_Short problem_.
Check each line of the records below and collect those holding "screenshot".

_Supplied data_.
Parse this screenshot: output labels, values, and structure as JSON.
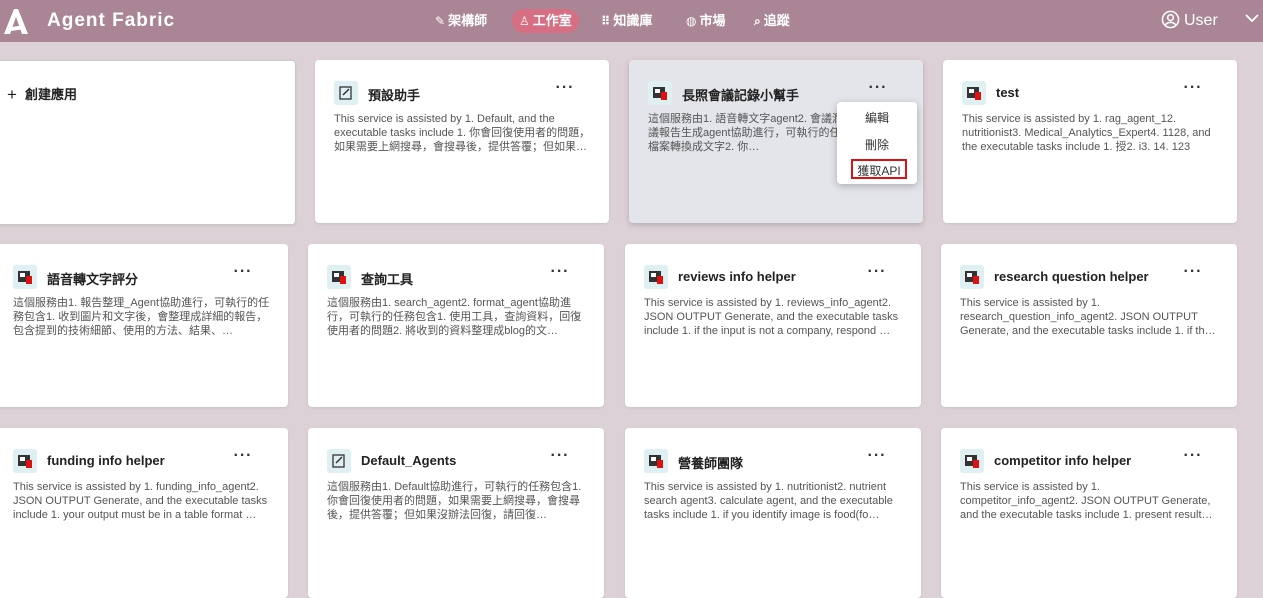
{
  "app": {
    "title": "Agent Fabric",
    "logo_icon": "logo-icon"
  },
  "nav": [
    {
      "label": "架構師",
      "icon": "wand-icon"
    },
    {
      "label": "工作室",
      "icon": "studio-icon",
      "active": true
    },
    {
      "label": "知識庫",
      "icon": "grid-icon"
    },
    {
      "label": "市場",
      "icon": "globe-icon"
    },
    {
      "label": "追蹤",
      "icon": "search-icon"
    }
  ],
  "user": {
    "label": "User"
  },
  "create_card": {
    "label": "創建應用"
  },
  "more_label": "···",
  "cards": [
    {
      "title": "預設助手",
      "desc": "This service is assisted by 1. Default, and the executable tasks include 1. 你會回復使用者的問題，如果需要上網搜尋，會搜尋後，提供答覆；但如果…",
      "icon": "doc-icon"
    },
    {
      "title": "長照會議記錄小幫手",
      "desc": "這個服務由1. 語音轉文字agent2. 會議潤飾agent3. 會議報告生成agent協助進行，可執行的任務包含1. 將檔案轉換成文字2. 你…",
      "icon": "app-icon"
    },
    {
      "title": "test",
      "desc": "This service is assisted by 1. rag_agent_12. nutritionist3. Medical_Analytics_Expert4. 1128, and the executable tasks include 1. 授2. i3. 14. 123",
      "icon": "app-icon"
    },
    {
      "title": "語音轉文字評分",
      "desc": "這個服務由1. 報告整理_Agent協助進行，可執行的任務包含1. 收到圖片和文字後，會整理成詳細的報告，包含提到的技術細節、使用的方法、結果、…",
      "icon": "app-icon"
    },
    {
      "title": "查詢工具",
      "desc": "這個服務由1. search_agent2. format_agent協助進行，可執行的任務包含1. 使用工具，查詢資料，回復使用者的問題2. 將收到的資料整理成blog的文…",
      "icon": "app-icon"
    },
    {
      "title": "reviews info helper",
      "desc": "This service is assisted by 1. reviews_info_agent2. JSON OUTPUT Generate, and the executable tasks include 1. if the input is not a company, respond …",
      "icon": "app-icon"
    },
    {
      "title": "research question helper",
      "desc": "This service is assisted by 1. research_question_info_agent2. JSON OUTPUT Generate, and the executable tasks include 1. if the input is not a compa…",
      "icon": "app-icon"
    },
    {
      "title": "funding info helper",
      "desc": "This service is assisted by 1. funding_info_agent2. JSON OUTPUT Generate, and the executable tasks include 1. your output must be in a table format …",
      "icon": "app-icon"
    },
    {
      "title": "Default_Agents",
      "desc": "這個服務由1. Default協助進行，可執行的任務包含1. 你會回復使用者的問題，如果需要上網搜尋，會搜尋後，提供答覆；但如果沒辦法回復，請回復…",
      "icon": "doc-icon"
    },
    {
      "title": "營養師團隊",
      "desc": "This service is assisted by 1. nutritionist2. nutrient search agent3. calculate agent, and the executable tasks include 1. if you identify image is food(fo…",
      "icon": "app-icon"
    },
    {
      "title": "competitor info helper",
      "desc": "This service is assisted by 1. competitor_info_agent2. JSON OUTPUT Generate, and the executable tasks include 1. present results in a table format …",
      "icon": "app-icon"
    }
  ],
  "context_menu": {
    "edit": "編輯",
    "delete": "刪除",
    "get_api": "獲取API"
  },
  "colors": {
    "header": "#a98595",
    "active_tab": "#d66f84",
    "background": "#dcd1d6",
    "highlight_border": "#dd1111"
  }
}
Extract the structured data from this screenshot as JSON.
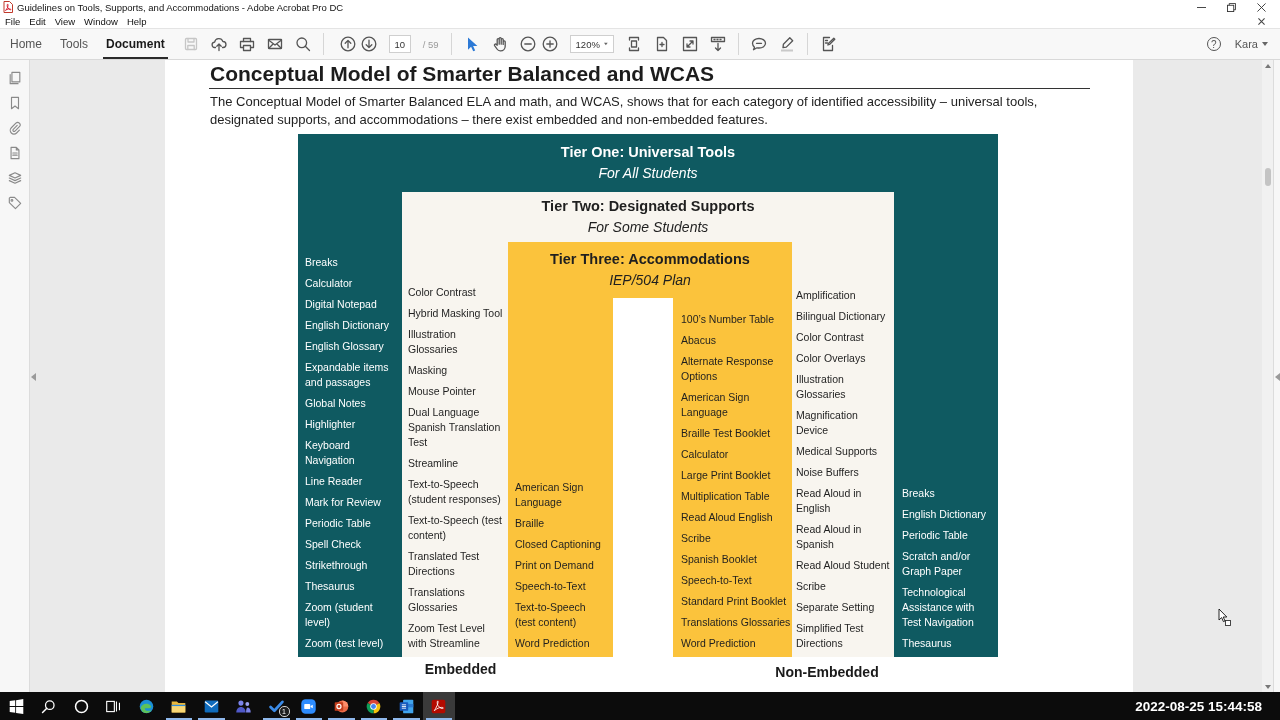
{
  "window": {
    "title": "Guidelines on Tools, Supports, and Accommodations - Adobe Acrobat Pro DC"
  },
  "menu": [
    "File",
    "Edit",
    "View",
    "Window",
    "Help"
  ],
  "tabs": [
    {
      "label": "Home",
      "selected": false
    },
    {
      "label": "Tools",
      "selected": false
    },
    {
      "label": "Document",
      "selected": true
    }
  ],
  "toolbar": {
    "file_actions": [
      {
        "kind": "save",
        "disabled": true
      },
      {
        "kind": "upload",
        "disabled": false
      },
      {
        "kind": "print",
        "disabled": false
      },
      {
        "kind": "email",
        "disabled": false
      },
      {
        "kind": "search",
        "disabled": false
      }
    ],
    "page_nav": [
      {
        "kind": "previous"
      },
      {
        "kind": "next"
      }
    ],
    "page": {
      "value": "10",
      "total": "/ 59"
    },
    "modes": [
      {
        "kind": "select",
        "selected": true
      },
      {
        "kind": "hand",
        "selected": false
      }
    ],
    "zoom_actions": [
      {
        "kind": "zoom-out"
      },
      {
        "kind": "zoom-in"
      }
    ],
    "zoom": {
      "value": "120%"
    },
    "view_actions": [
      {
        "kind": "fit-width"
      },
      {
        "kind": "fit-page"
      },
      {
        "kind": "full-screen"
      },
      {
        "kind": "scroll-mode"
      }
    ],
    "annotate_actions": [
      {
        "kind": "comment"
      },
      {
        "kind": "highlight"
      }
    ],
    "sign_actions": [
      {
        "kind": "fill-sign"
      }
    ],
    "account": {
      "help": "?",
      "user": "Kara"
    }
  },
  "left_panel": [
    {
      "kind": "pages"
    },
    {
      "kind": "bookmarks"
    },
    {
      "kind": "attachments"
    },
    {
      "kind": "document"
    },
    {
      "kind": "layers"
    },
    {
      "kind": "tags"
    }
  ],
  "document": {
    "heading": "Conceptual Model of Smarter Balanced and WCAS",
    "paragraph": "The Conceptual Model of Smarter Balanced ELA and math, and WCAS, shows that for each category of identified accessibility – universal tools, designated supports, and accommodations – there exist embedded and non-embedded features.",
    "diagram": {
      "tiers": [
        {
          "title": "Tier One: Universal Tools",
          "subtitle": "For All Students",
          "color": "#0f5a61",
          "embedded": [
            "Breaks",
            "Calculator",
            "Digital Notepad",
            "English Dictionary",
            "English Glossary",
            "Expandable items and passages",
            "Global Notes",
            "Highlighter",
            "Keyboard Navigation",
            "Line Reader",
            "Mark for Review",
            "Periodic Table",
            "Spell Check",
            "Strikethrough",
            "Thesaurus",
            "Zoom (student level)",
            "Zoom (test level)"
          ],
          "non_embedded": [
            "Breaks",
            "English Dictionary",
            "Periodic Table",
            "Scratch and/or Graph Paper",
            "Technological Assistance with Test Navigation",
            "Thesaurus"
          ]
        },
        {
          "title": "Tier Two: Designated Supports",
          "subtitle": "For Some Students",
          "color": "#f8f5ef",
          "embedded": [
            "Color Contrast",
            "Hybrid Masking Tool",
            "Illustration Glossaries",
            "Masking",
            "Mouse Pointer",
            "Dual Language Spanish Translation Test",
            "Streamline",
            "Text-to-Speech (student responses)",
            "Text-to-Speech (test content)",
            "Translated Test Directions",
            "Translations Glossaries",
            "Zoom Test Level with Streamline"
          ],
          "non_embedded": [
            "Amplification",
            "Bilingual Dictionary",
            "Color Contrast",
            "Color Overlays",
            "Illustration Glossaries",
            "Magnification Device",
            "Medical Supports",
            "Noise Buffers",
            "Read Aloud in English",
            "Read Aloud in Spanish",
            "Read Aloud Student",
            "Scribe",
            "Separate Setting",
            "Simplified Test Directions"
          ]
        },
        {
          "title": "Tier Three: Accommodations",
          "subtitle": "IEP/504 Plan",
          "color": "#fbc33c",
          "embedded": [
            "American Sign Language",
            "Braille",
            "Closed Captioning",
            "Print on Demand",
            "Speech-to-Text",
            "Text-to-Speech (test content)",
            "Word Prediction"
          ],
          "non_embedded": [
            "100’s Number Table",
            "Abacus",
            "Alternate Response Options",
            "American Sign Language",
            "Braille Test Booklet",
            "Calculator",
            "Large Print Booklet",
            "Multiplication Table",
            "Read Aloud English",
            "Scribe",
            "Spanish Booklet",
            "Speech-to-Text",
            "Standard Print Booklet",
            "Translations Glossaries",
            "Word Prediction"
          ]
        }
      ],
      "group_labels": [
        "Embedded",
        "Non-Embedded"
      ]
    }
  },
  "taskbar": {
    "system": [
      {
        "kind": "start"
      },
      {
        "kind": "search"
      },
      {
        "kind": "cortana"
      },
      {
        "kind": "task-view"
      }
    ],
    "apps": [
      {
        "kind": "edge",
        "open": false,
        "selected": false
      },
      {
        "kind": "explorer",
        "open": true,
        "selected": false
      },
      {
        "kind": "outlook",
        "open": true,
        "selected": false
      },
      {
        "kind": "teams",
        "open": false,
        "selected": false
      },
      {
        "kind": "todo",
        "open": true,
        "selected": false,
        "badge": "1"
      },
      {
        "kind": "zoom",
        "open": true,
        "selected": false
      },
      {
        "kind": "powerpoint",
        "open": true,
        "selected": false
      },
      {
        "kind": "chrome",
        "open": true,
        "selected": false
      },
      {
        "kind": "word",
        "open": true,
        "selected": false
      },
      {
        "kind": "acrobat",
        "open": true,
        "selected": true
      }
    ],
    "timestamp": "2022-08-25 15:44:58"
  }
}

_Written response_.
Parse this screenshot: output labels, values, and structure as JSON.
Extract the structured data from this screenshot as JSON.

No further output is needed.